§ 課題:
[A] 抜粋をもとに次の問いに答えよ。
(i) 旧上・中・下弓ノ町が小立野5丁目に町名変更されたのはいつか。
(ii) 廃藩後、横山同心組の組地は何と称されるようになったか。
(iii) 天和元年の書翰の宛先である半田・小泉両士の役職は何か。
[B] 抜粋のうち「(金沢商業高校前・旧上弓ノ町)」で始まり「付いた長田弓ノ町、三社弓ノ町、六斗林弓ノ町があります。)」で終わる部分を、一字も変えずに書き出せ。

§ 抜粋:
++++++++

昭和39年(196441日に、旧上・中・下弓ノ町が小立野5丁目に町名が変更になりました、上・中・下弓ノ町は、金沢市公式ホームページの旧町名欄に「天和の頃(16811683)から足軽弓組の組地で、如来寺組、経王寺組と射場があり、通称小立野弓ノ町と呼ばれ、明治5年(1872)、如来寺組は上弓ノ町、経王寺組は中弓ノ町に、また、横山同心組の組地は下弓ノ町となった」とあります。

 

 

(金沢商業高校前・旧上弓ノ町)

 

(かって金沢の旧市内に「弓ノ町」と名の付く町が幾つかありました。それらは藩政期、持弓足軽の組地だったところで、今回紹介する小立野弓ノ町と呼ばれた町の他に、安江町辺りにあった弓ノ町(枡形弓ノ町)や現在でも分かる地域の名が付いた長田弓ノ町、三社弓ノ町、六斗林弓ノ町があります。)

 

 

(明治3年の地図に藩政期の小立野の寺と下屋敷と組屋敷を記述)

 

(上弓ノ町)

(旧中弓ノ町)

(旧下弓ノ町・美大裏より)

 

「金澤古蹟志」の“上・中・下弓ノ町”

此の地は、旧藩中は持弓足軽の組屋敷也。万治二年(1659)十一月の定書に興力侍並足軽御弓乃者被下屋敷、寄親・組頭へ打渡、頭より共組中へ致割符可相渡。とあり。但し此なる弓組の屋敷地は,万治より遥か後なり。天和元年(1681)十二月八日奥村兵部より半田権之佐・小泉勘十郎両名宛の書翰に、各組足軽居屋敷並射場、小立野経王寺後にて、願之趣入御覧候処、願之通可仕旨被仰出。とあり。右半田・小泉両士即ち持弓頭也。此の組地は鶴間谷の高辺也。従前は経王寺の方なる組地を経王寺組と呼び、如来寺の方などは如来寺組と呼べり。さて廃藩後は如来寺組の一町を上弓ノ町とし、終王寺組の一町をば中弓ノ町とし、又其の次なる横山同心組の組地をば下弓ノ町と称する事となりたり。

 

 

(今の如来寺)

(今の経王寺)

 

「金澤古蹟志」の“持弓軽卒の来歴”

++++++++

§ 提供された行:
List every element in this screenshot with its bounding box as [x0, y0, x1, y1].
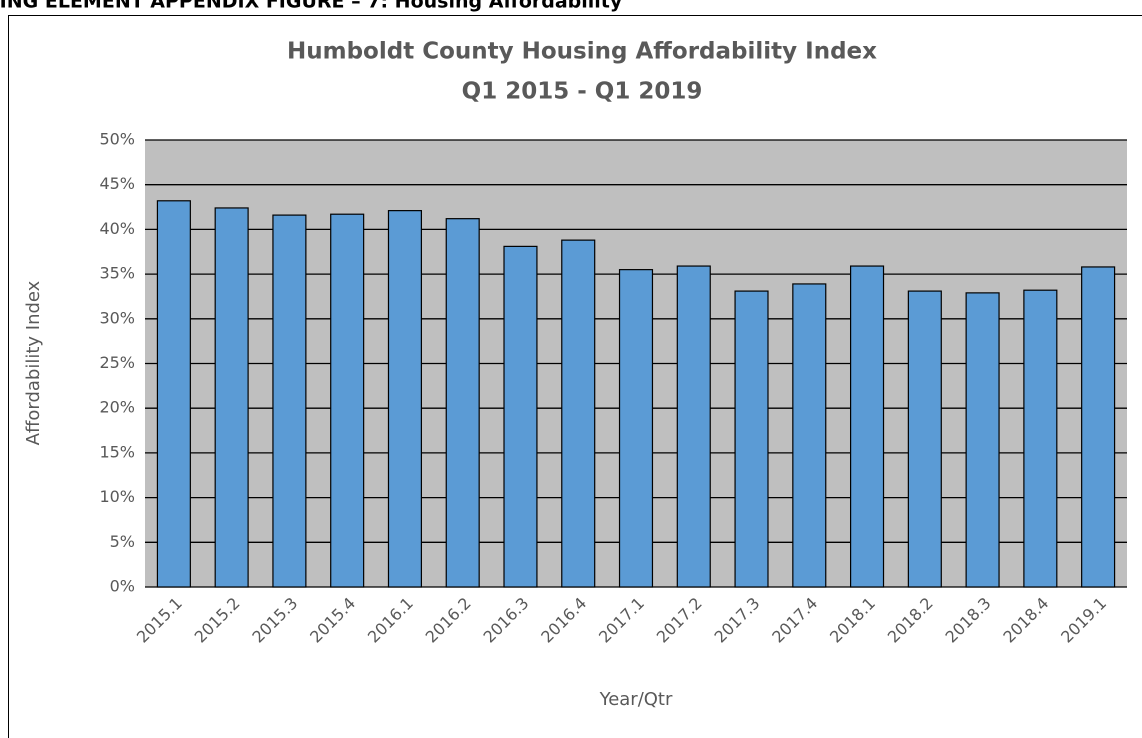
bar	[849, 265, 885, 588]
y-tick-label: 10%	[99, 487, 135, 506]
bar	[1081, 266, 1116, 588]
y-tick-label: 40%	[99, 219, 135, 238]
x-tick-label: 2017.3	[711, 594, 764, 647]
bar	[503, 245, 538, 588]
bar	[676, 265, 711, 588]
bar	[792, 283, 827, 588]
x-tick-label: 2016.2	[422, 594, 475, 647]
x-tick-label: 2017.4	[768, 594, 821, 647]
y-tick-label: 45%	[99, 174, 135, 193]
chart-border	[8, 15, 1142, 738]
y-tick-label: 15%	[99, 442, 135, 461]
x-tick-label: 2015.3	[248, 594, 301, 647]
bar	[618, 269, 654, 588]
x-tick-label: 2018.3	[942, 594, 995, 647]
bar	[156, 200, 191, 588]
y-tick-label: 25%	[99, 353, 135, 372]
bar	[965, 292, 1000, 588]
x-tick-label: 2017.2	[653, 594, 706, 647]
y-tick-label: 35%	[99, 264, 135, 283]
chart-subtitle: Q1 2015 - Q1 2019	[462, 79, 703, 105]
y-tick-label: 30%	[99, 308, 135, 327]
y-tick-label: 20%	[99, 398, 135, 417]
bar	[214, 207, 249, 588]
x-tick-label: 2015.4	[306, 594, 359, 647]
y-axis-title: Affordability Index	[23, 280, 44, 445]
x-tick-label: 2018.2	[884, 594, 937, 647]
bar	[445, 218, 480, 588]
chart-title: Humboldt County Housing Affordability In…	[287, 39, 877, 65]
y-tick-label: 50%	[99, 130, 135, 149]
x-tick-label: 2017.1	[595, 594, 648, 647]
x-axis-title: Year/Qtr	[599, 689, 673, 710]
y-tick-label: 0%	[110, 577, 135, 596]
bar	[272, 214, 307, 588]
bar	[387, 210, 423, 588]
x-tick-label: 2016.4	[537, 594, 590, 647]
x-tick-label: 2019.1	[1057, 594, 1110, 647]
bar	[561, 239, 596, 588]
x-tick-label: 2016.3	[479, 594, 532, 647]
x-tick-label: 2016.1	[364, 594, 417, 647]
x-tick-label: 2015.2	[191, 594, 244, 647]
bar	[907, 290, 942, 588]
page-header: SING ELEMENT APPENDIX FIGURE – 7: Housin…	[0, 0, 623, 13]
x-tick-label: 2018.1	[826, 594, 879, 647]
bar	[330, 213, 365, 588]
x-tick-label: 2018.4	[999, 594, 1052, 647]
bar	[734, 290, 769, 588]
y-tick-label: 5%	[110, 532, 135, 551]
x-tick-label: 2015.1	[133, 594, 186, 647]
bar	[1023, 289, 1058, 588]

++++++++

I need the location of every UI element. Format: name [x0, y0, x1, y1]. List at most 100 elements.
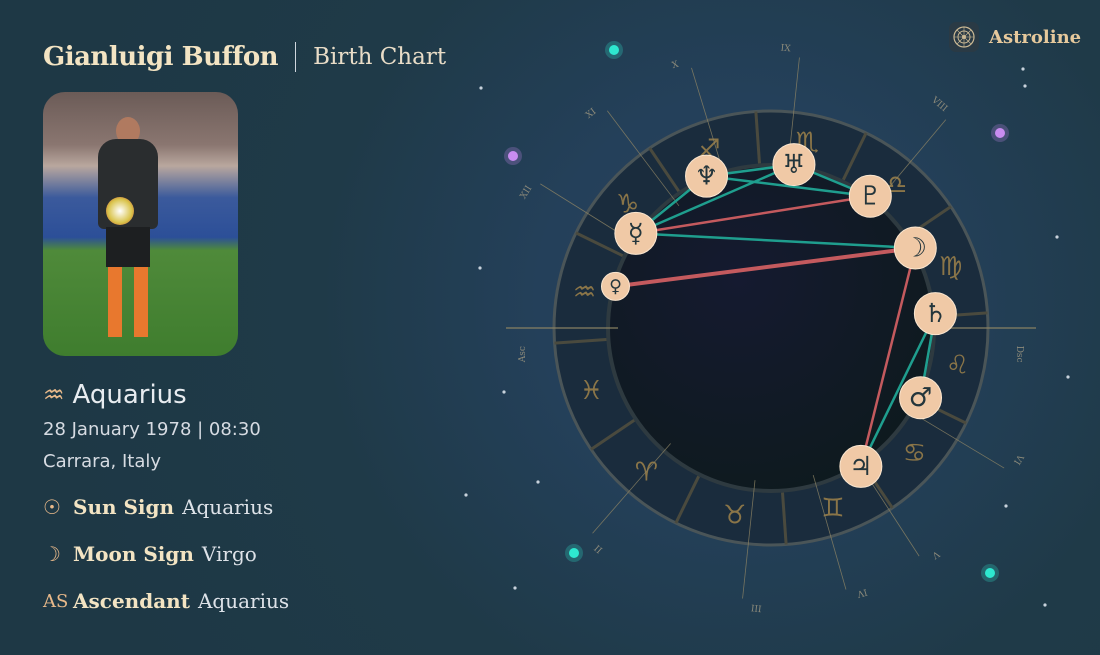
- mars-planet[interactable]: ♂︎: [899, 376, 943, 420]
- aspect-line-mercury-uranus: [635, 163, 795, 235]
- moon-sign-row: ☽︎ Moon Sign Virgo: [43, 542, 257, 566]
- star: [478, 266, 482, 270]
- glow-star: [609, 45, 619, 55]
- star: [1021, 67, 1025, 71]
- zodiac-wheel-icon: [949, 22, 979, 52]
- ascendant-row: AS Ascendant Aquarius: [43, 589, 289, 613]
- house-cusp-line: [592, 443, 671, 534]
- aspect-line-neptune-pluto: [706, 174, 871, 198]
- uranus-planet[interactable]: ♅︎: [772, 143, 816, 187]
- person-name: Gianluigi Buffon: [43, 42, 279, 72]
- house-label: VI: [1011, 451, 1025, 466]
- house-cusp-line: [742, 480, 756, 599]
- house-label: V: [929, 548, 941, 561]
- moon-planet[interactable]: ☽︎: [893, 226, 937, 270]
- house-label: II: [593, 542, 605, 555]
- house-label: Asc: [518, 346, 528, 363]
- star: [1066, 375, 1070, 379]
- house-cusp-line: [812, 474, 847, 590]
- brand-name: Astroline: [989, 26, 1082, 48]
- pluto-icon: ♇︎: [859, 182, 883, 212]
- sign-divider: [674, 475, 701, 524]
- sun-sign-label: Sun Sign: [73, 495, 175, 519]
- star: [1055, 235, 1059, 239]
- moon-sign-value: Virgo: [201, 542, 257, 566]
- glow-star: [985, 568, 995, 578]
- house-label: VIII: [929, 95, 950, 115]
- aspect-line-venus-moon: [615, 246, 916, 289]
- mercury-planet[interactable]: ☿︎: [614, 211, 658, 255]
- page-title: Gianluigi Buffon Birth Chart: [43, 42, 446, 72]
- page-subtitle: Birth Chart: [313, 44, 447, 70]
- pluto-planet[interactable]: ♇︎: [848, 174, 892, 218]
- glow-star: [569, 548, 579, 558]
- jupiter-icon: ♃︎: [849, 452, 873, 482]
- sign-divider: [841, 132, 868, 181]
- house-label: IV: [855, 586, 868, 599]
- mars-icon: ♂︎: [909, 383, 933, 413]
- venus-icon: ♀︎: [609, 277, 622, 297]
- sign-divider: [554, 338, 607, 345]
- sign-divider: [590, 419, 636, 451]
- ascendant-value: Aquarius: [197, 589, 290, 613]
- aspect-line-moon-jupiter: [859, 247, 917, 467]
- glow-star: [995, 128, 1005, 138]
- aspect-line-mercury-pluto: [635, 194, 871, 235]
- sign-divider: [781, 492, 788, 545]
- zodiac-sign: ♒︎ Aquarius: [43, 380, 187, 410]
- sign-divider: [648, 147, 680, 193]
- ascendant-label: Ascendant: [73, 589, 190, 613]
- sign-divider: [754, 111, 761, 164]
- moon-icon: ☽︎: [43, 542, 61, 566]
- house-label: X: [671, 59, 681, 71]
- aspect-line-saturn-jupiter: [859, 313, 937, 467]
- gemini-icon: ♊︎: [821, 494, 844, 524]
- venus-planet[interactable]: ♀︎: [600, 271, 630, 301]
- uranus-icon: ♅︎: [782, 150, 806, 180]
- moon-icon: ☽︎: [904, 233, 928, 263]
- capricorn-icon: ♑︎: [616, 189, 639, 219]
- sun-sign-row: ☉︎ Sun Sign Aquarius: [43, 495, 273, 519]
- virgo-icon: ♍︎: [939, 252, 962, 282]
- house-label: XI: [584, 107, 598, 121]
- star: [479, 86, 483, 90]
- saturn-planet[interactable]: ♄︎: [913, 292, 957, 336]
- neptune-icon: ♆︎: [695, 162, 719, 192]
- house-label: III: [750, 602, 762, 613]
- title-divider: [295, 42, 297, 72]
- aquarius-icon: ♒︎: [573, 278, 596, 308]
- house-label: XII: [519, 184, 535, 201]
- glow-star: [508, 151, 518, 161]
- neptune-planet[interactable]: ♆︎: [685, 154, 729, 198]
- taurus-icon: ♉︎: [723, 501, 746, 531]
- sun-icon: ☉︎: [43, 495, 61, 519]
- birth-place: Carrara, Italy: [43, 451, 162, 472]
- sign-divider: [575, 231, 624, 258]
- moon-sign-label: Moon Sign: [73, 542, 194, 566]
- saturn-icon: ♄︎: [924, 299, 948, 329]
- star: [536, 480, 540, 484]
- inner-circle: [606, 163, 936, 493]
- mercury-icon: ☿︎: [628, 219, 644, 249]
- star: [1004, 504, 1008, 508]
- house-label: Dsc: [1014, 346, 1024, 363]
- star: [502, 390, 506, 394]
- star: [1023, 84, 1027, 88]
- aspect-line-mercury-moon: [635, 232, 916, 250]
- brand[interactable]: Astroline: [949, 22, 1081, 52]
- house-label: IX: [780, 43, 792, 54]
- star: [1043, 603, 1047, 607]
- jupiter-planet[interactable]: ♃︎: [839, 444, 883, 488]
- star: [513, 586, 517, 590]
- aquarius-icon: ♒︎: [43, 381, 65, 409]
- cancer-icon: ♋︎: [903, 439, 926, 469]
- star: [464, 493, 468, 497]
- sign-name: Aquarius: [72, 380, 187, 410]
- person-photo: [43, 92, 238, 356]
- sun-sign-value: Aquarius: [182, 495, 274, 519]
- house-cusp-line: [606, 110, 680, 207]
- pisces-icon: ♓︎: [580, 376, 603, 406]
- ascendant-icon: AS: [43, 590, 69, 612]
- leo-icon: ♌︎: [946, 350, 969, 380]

++++++++

§ 解答:
[A]
(i) 昭和39年(1964)4月1日
(ii) 下弓ノ町
(iii) 持弓頭

[B]
(金沢商業高校前・旧上弓ノ町)

 

(かって金沢の旧市内に「弓ノ町」と名の付く町が幾つかありました。それらは藩政期、持弓足軽の組地だったところで、今回紹介する小立野弓ノ町と呼ばれた町の他に、安江町辺りにあった弓ノ町(枡形弓ノ町)や現在でも分かる地域の名が付いた長田弓ノ町、三社弓ノ町、六斗林弓ノ町があります。)